** Your task **
Read the lines below. Copy out any that hold the string "PROPERTY".

>> begin

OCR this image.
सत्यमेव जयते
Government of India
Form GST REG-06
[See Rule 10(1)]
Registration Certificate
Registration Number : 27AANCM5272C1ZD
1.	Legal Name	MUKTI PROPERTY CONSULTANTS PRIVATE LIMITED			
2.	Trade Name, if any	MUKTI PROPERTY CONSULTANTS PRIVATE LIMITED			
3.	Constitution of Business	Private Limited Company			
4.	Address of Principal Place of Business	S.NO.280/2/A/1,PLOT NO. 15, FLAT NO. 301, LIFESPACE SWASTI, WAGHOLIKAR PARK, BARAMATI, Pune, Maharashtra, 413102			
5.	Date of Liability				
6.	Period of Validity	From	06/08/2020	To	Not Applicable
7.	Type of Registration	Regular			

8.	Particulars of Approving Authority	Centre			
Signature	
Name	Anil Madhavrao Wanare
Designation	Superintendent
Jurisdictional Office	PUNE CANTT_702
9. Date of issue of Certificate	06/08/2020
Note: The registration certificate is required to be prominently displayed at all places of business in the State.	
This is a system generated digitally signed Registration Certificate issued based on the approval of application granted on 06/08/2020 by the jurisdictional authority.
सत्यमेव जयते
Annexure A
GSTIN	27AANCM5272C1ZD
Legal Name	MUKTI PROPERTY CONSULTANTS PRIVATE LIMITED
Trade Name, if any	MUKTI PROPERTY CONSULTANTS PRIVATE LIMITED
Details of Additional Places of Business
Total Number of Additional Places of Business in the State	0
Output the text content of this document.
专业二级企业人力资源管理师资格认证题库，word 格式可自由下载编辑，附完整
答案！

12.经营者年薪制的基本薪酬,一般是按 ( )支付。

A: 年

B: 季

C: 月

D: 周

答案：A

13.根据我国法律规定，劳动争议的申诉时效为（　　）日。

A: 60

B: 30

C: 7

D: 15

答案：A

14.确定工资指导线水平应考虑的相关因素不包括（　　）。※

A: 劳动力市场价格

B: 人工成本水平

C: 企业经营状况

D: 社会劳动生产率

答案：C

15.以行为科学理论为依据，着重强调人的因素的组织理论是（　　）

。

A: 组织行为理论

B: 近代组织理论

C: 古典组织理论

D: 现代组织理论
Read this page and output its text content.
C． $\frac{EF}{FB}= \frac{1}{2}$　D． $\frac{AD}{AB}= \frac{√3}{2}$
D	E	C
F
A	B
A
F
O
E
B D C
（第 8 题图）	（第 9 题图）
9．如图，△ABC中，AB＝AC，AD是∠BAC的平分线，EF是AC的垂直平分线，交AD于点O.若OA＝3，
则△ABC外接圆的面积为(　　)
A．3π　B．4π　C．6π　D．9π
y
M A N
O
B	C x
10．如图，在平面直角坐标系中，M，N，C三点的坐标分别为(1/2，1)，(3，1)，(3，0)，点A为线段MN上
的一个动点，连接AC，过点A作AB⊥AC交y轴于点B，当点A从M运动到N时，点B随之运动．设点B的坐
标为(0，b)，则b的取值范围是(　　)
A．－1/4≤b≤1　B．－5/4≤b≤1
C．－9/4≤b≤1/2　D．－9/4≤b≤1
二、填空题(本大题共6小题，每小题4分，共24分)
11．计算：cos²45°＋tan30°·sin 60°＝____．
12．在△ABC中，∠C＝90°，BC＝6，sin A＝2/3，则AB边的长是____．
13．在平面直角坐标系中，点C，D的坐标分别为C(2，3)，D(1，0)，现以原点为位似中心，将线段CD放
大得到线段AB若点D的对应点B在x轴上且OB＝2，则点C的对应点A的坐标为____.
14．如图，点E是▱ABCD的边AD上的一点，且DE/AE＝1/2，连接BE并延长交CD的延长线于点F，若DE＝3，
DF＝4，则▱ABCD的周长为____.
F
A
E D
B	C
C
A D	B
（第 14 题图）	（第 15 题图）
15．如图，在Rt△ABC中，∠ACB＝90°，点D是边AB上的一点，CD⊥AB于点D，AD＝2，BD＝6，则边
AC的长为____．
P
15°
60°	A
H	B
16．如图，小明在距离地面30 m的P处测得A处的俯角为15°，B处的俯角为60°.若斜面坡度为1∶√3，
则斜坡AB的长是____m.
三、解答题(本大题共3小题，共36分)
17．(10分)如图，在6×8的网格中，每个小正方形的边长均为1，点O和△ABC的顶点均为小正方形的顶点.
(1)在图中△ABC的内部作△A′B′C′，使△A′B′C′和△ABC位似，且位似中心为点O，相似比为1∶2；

>> end

** Written solution **
1.	Legal Name	MUKTI PROPERTY CONSULTANTS PRIVATE LIMITED			
2.	Trade Name, if any	MUKTI PROPERTY CONSULTANTS PRIVATE LIMITED			
Legal Name	MUKTI PROPERTY CONSULTANTS PRIVATE LIMITED
Trade Name, if any	MUKTI PROPERTY CONSULTANTS PRIVATE LIMITED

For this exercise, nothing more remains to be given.